Filter these entries, keeping only lines that hold the word "присъствието".

Dataset rows:
────────

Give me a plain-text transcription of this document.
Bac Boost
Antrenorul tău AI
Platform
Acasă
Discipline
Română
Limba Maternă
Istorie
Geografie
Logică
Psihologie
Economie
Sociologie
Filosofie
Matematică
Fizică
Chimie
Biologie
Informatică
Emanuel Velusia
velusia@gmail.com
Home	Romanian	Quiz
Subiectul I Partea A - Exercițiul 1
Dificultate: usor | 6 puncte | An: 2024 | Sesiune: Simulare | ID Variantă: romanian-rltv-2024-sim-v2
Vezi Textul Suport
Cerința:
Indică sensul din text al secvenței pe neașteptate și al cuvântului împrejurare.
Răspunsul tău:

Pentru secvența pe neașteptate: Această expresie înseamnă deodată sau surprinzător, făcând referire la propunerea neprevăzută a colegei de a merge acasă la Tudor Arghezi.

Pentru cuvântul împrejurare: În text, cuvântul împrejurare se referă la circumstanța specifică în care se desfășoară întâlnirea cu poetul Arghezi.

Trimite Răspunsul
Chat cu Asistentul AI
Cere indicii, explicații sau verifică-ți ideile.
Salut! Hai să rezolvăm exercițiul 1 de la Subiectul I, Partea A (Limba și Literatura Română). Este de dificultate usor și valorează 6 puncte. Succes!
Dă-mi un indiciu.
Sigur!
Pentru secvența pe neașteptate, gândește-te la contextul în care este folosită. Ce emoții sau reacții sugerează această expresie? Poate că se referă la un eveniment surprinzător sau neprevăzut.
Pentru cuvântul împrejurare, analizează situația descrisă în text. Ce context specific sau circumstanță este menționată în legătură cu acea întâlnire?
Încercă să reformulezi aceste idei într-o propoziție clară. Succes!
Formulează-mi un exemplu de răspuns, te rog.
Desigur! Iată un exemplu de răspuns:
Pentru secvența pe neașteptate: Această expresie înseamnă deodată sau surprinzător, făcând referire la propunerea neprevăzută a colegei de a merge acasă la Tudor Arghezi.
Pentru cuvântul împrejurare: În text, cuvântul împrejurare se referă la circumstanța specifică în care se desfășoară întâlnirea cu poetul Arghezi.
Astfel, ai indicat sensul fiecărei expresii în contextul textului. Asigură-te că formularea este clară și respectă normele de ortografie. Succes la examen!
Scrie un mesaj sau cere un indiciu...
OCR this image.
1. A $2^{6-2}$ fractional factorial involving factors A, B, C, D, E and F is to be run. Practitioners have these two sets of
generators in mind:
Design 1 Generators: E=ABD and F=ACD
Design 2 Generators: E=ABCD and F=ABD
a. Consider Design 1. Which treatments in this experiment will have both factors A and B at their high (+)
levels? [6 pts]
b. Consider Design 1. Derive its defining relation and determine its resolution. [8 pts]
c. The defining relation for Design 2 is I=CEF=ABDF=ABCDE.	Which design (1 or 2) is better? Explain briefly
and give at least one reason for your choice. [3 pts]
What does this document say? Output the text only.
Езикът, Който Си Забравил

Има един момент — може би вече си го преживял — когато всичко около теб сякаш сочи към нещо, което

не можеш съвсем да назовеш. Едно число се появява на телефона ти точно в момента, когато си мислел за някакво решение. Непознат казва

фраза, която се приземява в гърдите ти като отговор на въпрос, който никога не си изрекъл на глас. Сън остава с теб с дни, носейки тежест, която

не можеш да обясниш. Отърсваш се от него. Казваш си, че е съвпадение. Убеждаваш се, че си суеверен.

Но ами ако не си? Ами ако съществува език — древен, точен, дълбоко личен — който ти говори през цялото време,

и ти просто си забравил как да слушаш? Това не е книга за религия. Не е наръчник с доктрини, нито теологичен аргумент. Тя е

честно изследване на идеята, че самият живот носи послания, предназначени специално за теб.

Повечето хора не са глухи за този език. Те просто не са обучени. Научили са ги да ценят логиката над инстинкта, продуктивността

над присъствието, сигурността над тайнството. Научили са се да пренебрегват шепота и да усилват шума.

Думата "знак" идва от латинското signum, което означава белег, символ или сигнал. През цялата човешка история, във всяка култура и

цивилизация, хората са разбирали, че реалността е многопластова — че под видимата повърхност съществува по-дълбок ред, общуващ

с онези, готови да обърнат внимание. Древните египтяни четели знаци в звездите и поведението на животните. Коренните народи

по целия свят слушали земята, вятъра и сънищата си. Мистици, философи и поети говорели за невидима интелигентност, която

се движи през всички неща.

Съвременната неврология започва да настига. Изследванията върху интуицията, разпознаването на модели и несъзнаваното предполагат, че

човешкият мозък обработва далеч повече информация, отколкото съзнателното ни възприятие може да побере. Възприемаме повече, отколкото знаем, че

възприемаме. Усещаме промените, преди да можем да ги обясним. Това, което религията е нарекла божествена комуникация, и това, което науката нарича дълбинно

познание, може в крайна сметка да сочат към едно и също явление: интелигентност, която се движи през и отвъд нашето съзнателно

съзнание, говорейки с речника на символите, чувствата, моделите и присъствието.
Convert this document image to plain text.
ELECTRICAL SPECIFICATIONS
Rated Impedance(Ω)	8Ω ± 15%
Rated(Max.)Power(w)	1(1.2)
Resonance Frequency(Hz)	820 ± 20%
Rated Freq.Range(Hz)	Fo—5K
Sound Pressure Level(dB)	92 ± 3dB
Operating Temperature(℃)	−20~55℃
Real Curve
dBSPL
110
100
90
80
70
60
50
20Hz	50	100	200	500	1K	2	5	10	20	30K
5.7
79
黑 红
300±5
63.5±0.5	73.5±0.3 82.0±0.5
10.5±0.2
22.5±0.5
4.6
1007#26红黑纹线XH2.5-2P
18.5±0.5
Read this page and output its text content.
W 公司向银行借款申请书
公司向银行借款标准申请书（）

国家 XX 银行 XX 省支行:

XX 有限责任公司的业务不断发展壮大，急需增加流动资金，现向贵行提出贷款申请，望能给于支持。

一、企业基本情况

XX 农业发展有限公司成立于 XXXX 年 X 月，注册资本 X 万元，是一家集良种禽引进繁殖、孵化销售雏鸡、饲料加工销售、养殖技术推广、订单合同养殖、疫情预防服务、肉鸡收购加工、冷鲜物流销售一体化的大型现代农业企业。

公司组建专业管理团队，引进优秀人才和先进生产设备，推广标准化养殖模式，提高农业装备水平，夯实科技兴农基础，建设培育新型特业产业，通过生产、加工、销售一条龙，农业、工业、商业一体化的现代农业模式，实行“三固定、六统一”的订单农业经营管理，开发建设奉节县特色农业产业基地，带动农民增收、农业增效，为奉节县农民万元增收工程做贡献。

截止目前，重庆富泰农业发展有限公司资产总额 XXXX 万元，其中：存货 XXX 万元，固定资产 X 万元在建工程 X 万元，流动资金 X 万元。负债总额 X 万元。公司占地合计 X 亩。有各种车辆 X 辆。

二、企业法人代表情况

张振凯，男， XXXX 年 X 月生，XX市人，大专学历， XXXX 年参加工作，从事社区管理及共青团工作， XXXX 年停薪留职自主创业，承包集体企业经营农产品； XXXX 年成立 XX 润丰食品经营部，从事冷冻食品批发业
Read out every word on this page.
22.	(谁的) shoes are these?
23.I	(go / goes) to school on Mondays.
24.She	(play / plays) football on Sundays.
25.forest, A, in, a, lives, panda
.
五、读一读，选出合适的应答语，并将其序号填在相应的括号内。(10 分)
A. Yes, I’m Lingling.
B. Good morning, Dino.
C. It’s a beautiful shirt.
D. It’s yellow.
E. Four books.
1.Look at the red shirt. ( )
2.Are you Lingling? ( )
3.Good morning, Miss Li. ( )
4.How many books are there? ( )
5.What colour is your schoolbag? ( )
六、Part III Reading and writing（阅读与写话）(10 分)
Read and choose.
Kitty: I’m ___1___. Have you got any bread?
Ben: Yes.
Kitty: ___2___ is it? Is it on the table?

────────

Expected output:
над присъствието, сигурността над тайнството. Научили са се да пренебрегват шепота и да усилват шума.
съзнание, говорейки с речника на символите, чувствата, моделите и присъствието.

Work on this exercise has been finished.